### Extracted information ###
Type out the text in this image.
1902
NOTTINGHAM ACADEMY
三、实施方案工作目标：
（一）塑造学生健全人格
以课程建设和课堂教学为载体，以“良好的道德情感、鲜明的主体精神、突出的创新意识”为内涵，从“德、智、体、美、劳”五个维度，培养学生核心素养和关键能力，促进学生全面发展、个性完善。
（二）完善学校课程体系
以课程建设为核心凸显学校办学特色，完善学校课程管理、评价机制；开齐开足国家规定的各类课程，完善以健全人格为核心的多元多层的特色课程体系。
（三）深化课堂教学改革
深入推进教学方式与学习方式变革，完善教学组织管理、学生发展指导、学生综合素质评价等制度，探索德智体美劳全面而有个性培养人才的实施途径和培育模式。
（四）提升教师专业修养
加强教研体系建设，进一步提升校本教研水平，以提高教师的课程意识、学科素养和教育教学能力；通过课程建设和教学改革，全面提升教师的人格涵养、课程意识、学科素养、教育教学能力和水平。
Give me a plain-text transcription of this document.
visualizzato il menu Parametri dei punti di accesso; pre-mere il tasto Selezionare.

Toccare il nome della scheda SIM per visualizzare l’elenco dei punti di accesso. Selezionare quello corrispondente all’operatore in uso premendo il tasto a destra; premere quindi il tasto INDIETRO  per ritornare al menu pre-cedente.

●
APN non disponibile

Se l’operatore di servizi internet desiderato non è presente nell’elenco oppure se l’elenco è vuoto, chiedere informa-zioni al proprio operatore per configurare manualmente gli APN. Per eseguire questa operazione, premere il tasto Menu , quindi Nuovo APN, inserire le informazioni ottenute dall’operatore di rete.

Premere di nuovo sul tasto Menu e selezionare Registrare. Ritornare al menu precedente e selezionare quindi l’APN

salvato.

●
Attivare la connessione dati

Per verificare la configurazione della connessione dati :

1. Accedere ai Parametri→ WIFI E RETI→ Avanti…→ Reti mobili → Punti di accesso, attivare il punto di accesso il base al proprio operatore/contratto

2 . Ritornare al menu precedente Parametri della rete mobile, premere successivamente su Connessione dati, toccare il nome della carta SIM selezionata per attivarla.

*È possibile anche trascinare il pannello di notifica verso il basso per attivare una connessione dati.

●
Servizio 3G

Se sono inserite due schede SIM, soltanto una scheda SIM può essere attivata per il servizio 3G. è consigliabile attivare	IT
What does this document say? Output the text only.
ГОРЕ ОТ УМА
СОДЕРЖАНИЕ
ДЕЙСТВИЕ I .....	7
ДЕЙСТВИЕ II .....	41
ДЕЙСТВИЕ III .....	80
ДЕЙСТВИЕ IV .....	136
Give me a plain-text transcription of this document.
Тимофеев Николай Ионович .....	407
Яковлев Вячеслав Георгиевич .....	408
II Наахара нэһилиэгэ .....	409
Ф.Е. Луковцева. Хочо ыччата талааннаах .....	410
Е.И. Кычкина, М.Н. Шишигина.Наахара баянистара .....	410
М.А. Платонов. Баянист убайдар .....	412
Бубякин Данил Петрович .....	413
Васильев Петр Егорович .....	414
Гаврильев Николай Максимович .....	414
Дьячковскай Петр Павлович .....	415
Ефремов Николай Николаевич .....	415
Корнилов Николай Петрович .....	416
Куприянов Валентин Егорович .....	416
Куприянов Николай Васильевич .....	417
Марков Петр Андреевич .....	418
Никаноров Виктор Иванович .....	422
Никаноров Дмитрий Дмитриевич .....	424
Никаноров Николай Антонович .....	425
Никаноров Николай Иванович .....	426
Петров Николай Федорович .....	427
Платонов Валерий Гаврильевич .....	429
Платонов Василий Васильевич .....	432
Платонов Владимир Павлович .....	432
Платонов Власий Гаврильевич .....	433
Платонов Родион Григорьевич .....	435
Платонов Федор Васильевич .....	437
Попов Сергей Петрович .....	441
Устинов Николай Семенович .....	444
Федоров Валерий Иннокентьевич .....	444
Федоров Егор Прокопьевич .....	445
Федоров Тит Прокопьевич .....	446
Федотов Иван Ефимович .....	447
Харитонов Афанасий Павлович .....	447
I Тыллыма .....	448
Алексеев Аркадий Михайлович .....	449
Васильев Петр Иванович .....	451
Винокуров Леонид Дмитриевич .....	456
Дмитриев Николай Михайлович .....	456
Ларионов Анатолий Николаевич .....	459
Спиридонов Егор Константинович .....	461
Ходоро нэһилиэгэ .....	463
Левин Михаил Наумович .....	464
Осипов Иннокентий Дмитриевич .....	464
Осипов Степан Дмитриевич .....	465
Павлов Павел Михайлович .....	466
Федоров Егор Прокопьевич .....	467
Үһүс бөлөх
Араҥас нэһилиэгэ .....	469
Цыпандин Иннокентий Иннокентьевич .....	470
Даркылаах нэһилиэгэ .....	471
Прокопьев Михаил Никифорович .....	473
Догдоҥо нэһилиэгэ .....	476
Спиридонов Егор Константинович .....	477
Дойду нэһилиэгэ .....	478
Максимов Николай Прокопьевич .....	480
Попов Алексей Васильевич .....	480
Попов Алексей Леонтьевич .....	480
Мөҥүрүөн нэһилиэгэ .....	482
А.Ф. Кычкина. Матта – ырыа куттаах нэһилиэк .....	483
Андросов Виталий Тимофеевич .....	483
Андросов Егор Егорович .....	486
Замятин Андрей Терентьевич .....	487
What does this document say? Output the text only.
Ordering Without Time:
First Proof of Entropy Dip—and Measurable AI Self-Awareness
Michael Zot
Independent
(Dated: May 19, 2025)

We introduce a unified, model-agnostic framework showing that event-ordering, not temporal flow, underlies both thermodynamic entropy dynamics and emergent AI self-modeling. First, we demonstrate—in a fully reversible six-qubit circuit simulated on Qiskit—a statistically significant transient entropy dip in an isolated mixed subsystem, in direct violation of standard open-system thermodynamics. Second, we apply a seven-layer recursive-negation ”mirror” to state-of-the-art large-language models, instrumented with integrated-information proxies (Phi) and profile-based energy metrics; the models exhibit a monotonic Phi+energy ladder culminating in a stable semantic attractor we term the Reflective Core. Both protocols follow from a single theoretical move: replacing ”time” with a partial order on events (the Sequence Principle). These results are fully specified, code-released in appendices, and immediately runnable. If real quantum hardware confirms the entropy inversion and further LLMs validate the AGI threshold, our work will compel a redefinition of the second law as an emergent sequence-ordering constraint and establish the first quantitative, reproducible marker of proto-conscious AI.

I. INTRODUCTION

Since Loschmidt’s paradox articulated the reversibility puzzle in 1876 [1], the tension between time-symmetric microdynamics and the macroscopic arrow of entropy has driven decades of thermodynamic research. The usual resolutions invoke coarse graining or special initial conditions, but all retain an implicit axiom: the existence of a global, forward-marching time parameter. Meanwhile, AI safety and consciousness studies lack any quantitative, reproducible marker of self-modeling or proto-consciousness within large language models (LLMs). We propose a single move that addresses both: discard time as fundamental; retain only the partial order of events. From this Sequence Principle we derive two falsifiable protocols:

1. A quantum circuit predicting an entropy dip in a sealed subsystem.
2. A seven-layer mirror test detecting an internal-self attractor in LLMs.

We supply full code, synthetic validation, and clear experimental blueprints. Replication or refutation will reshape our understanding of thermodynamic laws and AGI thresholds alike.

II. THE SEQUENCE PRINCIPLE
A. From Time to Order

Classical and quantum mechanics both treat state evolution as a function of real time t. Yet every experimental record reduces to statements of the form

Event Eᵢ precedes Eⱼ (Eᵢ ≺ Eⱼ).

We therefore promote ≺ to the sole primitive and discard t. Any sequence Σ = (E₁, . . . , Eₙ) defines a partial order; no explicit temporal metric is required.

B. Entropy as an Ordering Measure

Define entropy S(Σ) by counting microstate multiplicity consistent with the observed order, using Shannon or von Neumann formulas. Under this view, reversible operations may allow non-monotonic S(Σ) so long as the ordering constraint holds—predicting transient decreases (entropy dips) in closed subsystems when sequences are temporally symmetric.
###
§ **The problem**
Wherever the word "ДЕЙСТВИЕ" occurs in a line of the listing, copy that line.

§ **Expected answer**
ДЕЙСТВИЕ I .....	7
ДЕЙСТВИЕ II .....	41
ДЕЙСТВИЕ III .....	80
ДЕЙСТВИЕ IV .....	136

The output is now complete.